→ WORK REQUIRED
Every line containing the word "расходы" needs to be found and copied.

→ STORED DATA
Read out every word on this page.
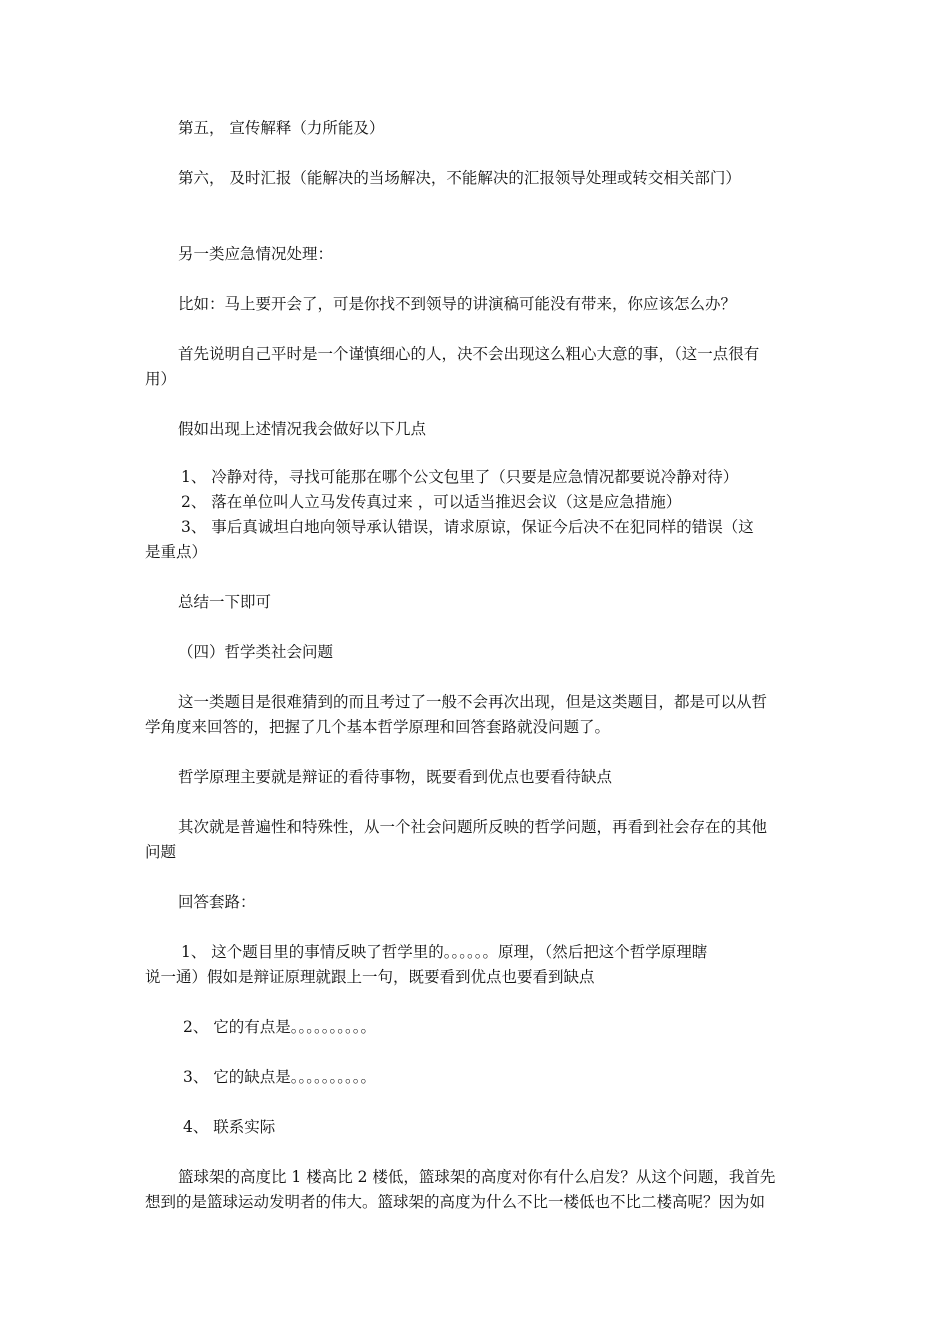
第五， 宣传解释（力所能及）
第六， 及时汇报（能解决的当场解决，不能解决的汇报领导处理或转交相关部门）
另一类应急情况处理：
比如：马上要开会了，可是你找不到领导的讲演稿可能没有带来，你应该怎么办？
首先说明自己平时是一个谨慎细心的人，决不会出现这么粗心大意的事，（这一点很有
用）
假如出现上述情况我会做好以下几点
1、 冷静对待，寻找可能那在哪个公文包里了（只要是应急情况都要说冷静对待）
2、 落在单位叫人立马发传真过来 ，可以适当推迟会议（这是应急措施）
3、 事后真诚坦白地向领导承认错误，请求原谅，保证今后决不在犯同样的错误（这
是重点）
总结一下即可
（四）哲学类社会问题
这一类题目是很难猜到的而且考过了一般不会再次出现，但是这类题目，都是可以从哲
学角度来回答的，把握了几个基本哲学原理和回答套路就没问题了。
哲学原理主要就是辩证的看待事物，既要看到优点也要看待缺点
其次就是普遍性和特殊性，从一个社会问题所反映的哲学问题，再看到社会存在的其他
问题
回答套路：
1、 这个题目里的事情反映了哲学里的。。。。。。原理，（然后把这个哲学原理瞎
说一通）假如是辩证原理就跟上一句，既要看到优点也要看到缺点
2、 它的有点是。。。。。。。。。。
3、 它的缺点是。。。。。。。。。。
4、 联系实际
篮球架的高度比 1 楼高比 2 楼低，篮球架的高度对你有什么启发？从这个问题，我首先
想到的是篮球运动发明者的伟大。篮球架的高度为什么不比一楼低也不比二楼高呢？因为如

...

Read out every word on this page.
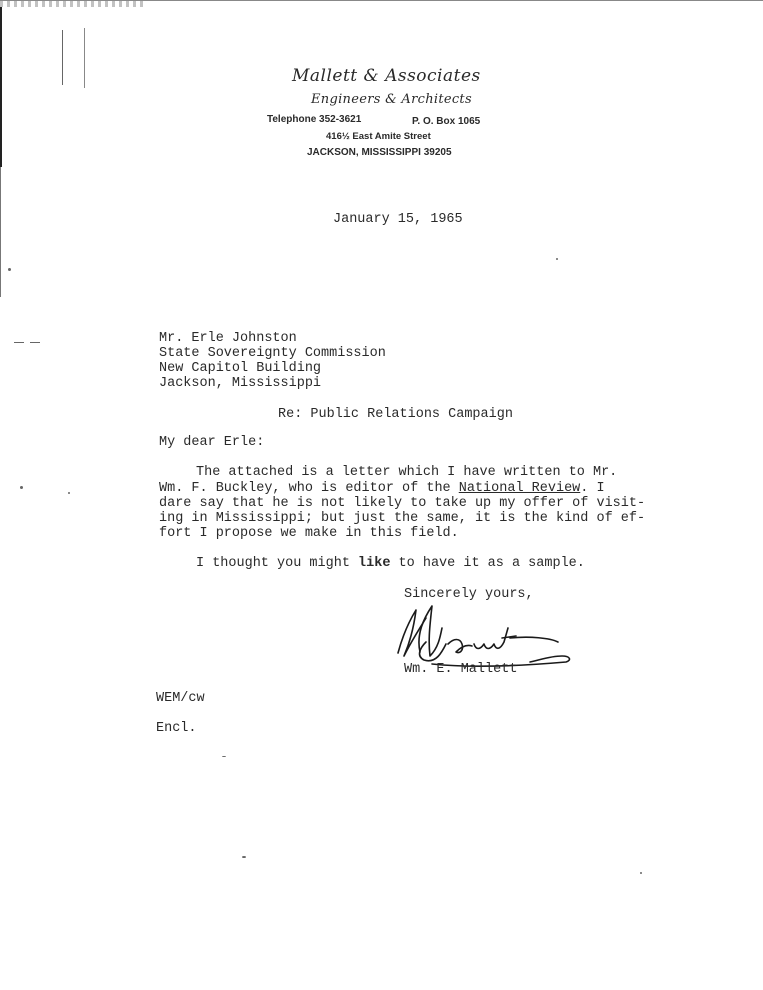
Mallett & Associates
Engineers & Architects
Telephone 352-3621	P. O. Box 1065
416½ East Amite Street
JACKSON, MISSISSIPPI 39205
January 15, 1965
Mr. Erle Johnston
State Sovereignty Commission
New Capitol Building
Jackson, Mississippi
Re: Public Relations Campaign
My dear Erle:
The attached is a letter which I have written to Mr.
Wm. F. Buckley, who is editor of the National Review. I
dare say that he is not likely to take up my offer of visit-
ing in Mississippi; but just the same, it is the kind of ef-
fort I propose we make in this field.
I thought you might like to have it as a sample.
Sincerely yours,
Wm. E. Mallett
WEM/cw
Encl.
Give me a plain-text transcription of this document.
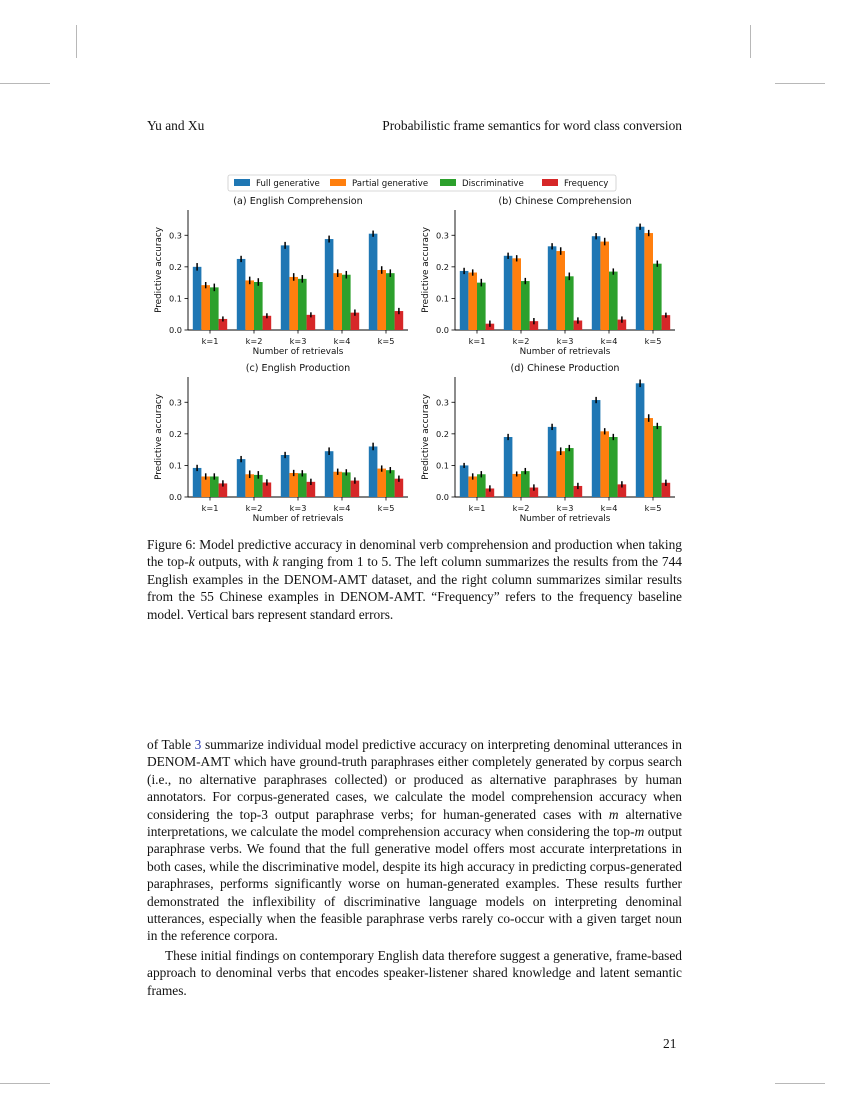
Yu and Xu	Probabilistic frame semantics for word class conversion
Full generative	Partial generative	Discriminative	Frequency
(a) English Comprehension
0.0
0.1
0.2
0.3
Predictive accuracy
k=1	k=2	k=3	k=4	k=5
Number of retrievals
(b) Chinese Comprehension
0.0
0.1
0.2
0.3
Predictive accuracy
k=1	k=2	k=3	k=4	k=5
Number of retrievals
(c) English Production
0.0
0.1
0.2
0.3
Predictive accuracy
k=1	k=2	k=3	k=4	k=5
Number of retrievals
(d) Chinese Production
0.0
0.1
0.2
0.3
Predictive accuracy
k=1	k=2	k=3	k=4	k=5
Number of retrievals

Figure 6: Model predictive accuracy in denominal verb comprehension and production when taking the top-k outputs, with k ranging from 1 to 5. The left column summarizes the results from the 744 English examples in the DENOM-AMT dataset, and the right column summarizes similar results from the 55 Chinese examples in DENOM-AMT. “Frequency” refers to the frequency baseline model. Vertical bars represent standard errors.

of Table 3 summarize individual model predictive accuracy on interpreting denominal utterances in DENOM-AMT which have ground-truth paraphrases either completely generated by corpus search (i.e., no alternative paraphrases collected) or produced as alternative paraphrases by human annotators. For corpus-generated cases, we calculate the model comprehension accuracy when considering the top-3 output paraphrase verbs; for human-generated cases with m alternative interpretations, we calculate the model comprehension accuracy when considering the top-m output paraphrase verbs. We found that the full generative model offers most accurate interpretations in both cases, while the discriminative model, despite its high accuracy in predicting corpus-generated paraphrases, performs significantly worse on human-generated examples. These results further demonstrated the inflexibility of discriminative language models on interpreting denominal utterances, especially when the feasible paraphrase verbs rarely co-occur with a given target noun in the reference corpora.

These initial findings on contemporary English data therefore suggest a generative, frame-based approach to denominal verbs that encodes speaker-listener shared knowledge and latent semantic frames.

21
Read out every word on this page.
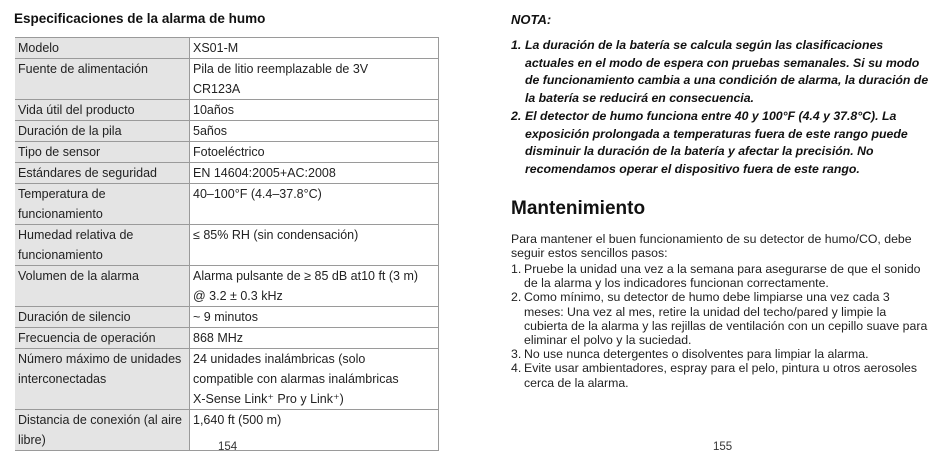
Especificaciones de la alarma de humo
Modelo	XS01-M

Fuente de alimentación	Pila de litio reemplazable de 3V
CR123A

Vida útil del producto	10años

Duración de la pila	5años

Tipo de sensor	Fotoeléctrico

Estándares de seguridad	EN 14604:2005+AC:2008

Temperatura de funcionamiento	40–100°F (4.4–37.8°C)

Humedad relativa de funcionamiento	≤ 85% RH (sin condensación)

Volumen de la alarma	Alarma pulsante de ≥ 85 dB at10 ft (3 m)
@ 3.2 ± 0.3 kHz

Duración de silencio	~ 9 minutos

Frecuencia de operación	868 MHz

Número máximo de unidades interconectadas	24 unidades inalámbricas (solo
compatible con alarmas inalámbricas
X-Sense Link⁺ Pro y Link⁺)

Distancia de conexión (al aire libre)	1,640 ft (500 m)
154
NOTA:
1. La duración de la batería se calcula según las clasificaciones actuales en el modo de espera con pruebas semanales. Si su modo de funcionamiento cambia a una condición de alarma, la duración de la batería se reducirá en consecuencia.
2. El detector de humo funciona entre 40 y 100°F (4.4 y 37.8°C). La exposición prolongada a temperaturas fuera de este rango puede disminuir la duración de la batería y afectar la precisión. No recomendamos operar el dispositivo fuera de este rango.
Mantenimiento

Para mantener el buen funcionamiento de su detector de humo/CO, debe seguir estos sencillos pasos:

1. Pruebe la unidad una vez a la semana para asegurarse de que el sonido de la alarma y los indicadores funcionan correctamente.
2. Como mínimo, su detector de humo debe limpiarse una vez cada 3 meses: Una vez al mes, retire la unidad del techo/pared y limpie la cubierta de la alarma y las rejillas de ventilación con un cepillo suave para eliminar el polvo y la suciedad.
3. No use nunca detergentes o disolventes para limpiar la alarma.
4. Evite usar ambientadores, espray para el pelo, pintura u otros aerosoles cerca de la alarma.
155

* * *

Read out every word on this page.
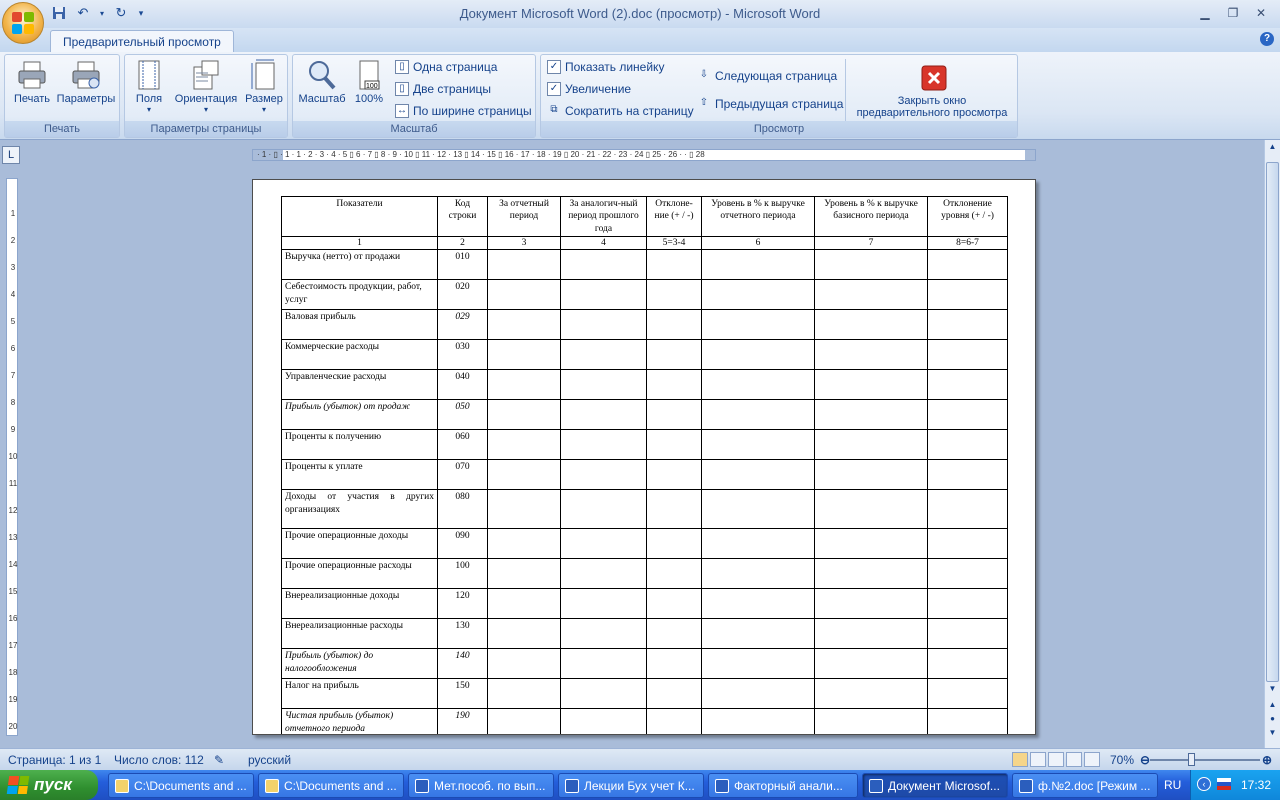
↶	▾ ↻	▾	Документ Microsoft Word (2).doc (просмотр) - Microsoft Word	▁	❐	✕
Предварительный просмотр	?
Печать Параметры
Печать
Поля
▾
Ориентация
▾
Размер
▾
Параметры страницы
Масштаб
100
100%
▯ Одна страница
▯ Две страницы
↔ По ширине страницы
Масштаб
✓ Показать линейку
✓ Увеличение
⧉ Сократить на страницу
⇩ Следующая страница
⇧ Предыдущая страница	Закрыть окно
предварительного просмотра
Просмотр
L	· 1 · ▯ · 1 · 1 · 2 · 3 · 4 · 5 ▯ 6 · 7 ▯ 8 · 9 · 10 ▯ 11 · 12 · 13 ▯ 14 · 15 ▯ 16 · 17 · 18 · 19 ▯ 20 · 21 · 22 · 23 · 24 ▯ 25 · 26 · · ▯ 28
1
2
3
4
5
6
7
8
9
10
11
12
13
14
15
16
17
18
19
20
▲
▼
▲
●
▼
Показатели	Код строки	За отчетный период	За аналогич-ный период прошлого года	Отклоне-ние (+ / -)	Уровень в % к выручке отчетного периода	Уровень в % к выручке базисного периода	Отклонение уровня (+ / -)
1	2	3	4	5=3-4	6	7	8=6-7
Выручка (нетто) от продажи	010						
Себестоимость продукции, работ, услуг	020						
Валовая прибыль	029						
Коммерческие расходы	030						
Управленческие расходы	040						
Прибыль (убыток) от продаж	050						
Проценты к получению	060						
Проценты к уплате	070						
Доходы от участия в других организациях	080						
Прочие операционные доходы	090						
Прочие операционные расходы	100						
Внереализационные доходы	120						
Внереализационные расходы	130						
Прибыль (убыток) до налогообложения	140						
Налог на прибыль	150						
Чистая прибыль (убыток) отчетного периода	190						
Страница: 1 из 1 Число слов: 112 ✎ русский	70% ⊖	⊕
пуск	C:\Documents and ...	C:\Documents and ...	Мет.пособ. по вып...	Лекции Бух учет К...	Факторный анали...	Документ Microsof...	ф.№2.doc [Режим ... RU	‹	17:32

→ RIGHT ANSWER
Коммерческие расходы	030						
Управленческие расходы	040						
Прочие операционные расходы	100						
Внереализационные расходы	130						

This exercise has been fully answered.